(Records excerpted from a collection)
──────────

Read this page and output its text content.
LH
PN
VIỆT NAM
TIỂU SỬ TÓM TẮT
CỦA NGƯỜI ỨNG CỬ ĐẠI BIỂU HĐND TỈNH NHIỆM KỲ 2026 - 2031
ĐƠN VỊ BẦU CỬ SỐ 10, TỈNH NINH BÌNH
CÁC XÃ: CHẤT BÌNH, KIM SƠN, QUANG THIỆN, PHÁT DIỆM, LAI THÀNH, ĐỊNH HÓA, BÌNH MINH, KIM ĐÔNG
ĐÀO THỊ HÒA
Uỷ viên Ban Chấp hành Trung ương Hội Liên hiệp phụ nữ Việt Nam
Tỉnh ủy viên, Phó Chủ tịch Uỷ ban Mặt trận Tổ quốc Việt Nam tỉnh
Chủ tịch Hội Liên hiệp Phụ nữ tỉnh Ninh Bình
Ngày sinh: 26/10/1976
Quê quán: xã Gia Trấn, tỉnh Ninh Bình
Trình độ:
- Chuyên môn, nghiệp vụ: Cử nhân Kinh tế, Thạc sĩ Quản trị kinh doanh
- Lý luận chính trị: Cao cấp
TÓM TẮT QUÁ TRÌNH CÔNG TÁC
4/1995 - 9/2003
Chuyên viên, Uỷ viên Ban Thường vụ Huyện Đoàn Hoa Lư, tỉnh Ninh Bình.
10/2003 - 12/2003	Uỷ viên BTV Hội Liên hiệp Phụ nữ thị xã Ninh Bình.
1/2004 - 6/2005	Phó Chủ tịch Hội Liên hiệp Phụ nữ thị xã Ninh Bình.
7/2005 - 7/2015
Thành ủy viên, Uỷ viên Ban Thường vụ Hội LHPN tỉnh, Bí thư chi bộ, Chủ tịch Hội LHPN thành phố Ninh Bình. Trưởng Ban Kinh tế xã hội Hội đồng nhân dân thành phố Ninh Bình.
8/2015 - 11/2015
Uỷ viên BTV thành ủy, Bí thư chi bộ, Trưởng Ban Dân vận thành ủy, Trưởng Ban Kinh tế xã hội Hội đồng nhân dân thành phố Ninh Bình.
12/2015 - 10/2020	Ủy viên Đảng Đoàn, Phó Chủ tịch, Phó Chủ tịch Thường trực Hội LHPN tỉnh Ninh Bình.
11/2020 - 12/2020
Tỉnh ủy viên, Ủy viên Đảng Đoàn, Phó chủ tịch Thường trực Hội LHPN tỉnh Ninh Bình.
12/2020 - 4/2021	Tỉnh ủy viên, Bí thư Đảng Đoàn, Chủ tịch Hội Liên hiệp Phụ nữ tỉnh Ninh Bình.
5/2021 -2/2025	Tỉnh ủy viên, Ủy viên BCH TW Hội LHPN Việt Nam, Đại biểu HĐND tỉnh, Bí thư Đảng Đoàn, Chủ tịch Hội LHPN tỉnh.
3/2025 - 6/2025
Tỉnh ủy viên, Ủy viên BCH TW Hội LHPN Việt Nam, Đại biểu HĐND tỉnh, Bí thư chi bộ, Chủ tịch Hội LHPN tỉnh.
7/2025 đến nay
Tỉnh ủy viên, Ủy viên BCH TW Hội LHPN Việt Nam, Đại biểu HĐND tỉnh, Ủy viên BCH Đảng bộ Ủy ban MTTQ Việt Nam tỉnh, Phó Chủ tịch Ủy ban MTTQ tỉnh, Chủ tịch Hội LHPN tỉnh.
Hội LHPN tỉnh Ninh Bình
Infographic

──────────

__Requirement__: Show all lines in the entries above where the word "Liên" appears.

__Written answer__:
Uỷ viên Ban Chấp hành Trung ương Hội Liên hiệp phụ nữ Việt Nam
Chủ tịch Hội Liên hiệp Phụ nữ tỉnh Ninh Bình
10/2003 - 12/2003	Uỷ viên BTV Hội Liên hiệp Phụ nữ thị xã Ninh Bình.
1/2004 - 6/2005	Phó Chủ tịch Hội Liên hiệp Phụ nữ thị xã Ninh Bình.
12/2020 - 4/2021	Tỉnh ủy viên, Bí thư Đảng Đoàn, Chủ tịch Hội Liên hiệp Phụ nữ tỉnh Ninh Bình.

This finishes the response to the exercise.